Scan the records for the word "Email". Copy each line that includes it.

■ ■ ■

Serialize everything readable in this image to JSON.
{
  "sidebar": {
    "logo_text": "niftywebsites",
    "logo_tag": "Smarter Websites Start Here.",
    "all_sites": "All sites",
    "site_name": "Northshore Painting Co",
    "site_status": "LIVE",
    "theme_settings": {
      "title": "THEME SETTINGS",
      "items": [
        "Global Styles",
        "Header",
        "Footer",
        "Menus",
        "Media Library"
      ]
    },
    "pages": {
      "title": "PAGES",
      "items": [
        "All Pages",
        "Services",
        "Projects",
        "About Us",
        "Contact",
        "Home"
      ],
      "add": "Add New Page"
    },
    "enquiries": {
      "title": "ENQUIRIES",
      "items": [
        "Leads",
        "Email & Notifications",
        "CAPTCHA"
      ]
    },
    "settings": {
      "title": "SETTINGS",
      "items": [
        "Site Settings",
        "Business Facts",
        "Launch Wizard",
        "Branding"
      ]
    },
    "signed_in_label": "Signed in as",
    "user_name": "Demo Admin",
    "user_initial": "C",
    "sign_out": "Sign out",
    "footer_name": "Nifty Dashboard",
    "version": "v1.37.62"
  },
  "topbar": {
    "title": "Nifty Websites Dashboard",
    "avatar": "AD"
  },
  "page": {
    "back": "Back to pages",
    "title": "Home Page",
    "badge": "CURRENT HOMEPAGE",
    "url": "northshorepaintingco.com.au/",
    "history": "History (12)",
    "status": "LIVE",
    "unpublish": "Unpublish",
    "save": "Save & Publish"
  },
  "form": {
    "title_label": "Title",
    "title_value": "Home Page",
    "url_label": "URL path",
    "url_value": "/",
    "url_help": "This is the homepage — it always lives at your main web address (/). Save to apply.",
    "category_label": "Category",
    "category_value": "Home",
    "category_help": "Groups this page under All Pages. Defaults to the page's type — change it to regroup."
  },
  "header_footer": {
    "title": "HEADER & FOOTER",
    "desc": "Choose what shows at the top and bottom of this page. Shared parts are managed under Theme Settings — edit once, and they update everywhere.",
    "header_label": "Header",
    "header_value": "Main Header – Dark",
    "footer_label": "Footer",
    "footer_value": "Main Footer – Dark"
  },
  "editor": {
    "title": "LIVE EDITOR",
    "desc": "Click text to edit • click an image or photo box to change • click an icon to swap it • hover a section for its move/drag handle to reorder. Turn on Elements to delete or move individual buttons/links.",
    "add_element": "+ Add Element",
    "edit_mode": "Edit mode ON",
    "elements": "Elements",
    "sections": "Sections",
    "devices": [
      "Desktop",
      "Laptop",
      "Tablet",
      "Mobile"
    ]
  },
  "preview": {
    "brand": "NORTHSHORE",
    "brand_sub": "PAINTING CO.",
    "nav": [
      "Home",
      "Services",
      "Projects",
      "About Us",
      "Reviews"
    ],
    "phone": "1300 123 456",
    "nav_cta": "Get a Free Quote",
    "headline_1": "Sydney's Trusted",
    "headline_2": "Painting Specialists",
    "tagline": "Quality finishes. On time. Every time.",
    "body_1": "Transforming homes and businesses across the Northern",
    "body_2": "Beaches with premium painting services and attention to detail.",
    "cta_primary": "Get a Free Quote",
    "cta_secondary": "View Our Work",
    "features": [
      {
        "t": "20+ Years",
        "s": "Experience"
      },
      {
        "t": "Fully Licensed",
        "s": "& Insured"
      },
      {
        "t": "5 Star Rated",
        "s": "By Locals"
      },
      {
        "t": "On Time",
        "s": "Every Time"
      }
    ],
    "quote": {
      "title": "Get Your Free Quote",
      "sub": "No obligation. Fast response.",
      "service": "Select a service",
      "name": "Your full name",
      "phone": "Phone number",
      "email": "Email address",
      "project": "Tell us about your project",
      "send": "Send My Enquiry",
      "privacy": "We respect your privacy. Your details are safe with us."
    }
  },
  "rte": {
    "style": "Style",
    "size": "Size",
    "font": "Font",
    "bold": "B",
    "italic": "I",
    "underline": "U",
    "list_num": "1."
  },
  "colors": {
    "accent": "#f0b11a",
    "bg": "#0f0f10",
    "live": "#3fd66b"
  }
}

■ ■ ■

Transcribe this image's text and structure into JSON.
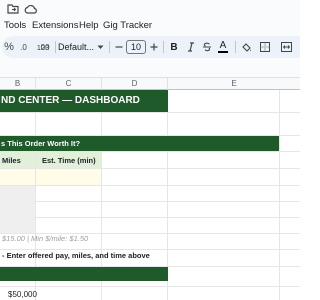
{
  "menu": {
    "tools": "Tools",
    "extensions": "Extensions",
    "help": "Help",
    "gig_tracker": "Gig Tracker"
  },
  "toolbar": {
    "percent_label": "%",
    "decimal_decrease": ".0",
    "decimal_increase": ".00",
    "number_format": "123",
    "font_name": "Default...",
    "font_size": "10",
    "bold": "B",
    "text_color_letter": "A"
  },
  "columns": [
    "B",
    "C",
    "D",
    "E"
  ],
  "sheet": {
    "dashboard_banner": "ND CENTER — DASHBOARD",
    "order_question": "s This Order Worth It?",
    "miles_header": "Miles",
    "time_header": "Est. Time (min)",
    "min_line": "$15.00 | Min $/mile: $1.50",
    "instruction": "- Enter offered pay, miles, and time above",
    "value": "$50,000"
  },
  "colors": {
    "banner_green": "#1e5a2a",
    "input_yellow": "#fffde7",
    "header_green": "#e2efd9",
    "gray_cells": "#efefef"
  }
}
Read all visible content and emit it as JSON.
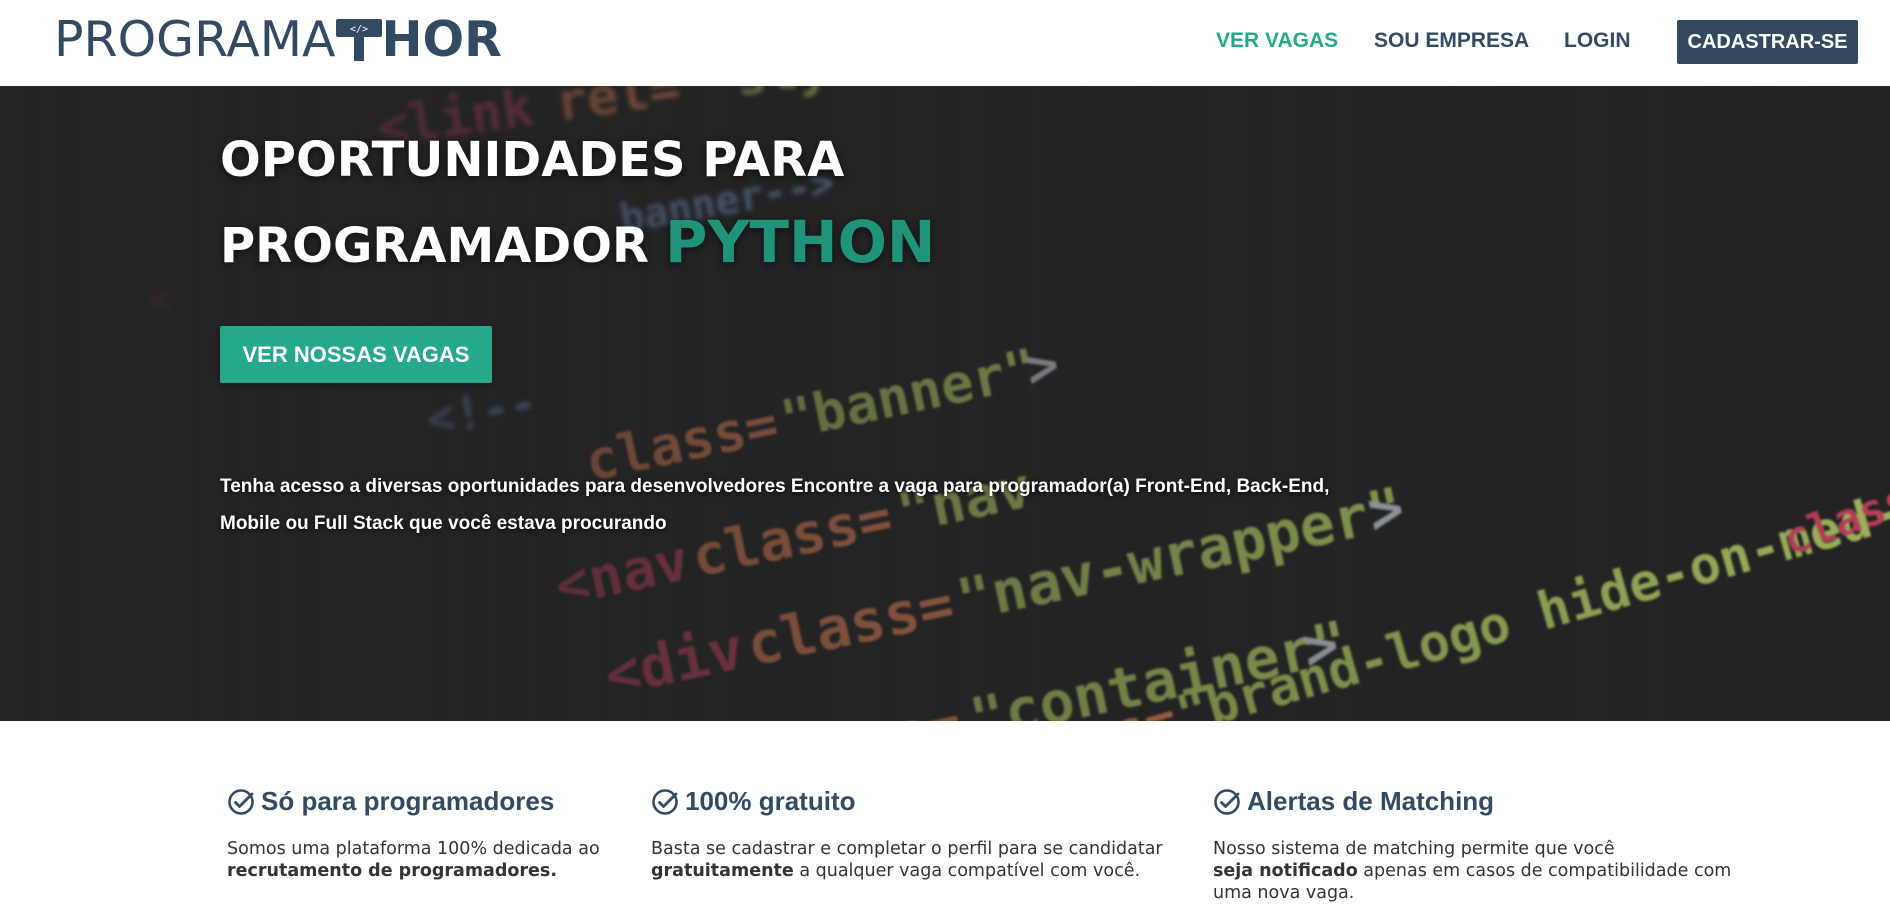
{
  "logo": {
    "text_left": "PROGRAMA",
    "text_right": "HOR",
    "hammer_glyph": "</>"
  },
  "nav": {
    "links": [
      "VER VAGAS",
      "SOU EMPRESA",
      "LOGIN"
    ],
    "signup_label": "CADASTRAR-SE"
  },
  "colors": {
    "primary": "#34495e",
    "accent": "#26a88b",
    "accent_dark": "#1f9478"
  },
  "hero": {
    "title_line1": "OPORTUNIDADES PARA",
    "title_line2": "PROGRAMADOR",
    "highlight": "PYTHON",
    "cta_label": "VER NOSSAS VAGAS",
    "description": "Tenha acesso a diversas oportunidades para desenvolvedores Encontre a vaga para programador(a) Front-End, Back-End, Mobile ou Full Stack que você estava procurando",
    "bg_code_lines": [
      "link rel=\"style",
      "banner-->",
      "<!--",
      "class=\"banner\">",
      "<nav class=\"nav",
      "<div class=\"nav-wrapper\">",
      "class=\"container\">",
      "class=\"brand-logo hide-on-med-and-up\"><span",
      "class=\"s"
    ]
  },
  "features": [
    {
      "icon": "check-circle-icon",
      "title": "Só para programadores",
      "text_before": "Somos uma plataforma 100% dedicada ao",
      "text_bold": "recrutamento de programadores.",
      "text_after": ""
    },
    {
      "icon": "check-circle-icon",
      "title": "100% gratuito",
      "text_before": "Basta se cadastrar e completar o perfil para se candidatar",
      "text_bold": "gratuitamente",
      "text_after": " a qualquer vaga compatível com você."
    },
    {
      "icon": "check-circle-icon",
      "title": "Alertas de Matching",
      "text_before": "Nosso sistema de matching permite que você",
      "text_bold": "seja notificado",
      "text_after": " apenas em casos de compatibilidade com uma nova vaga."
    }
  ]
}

■ ■ ■

_WRITTEN SOLUTION:_
        "Email & Notifications",
      "email": "Email address",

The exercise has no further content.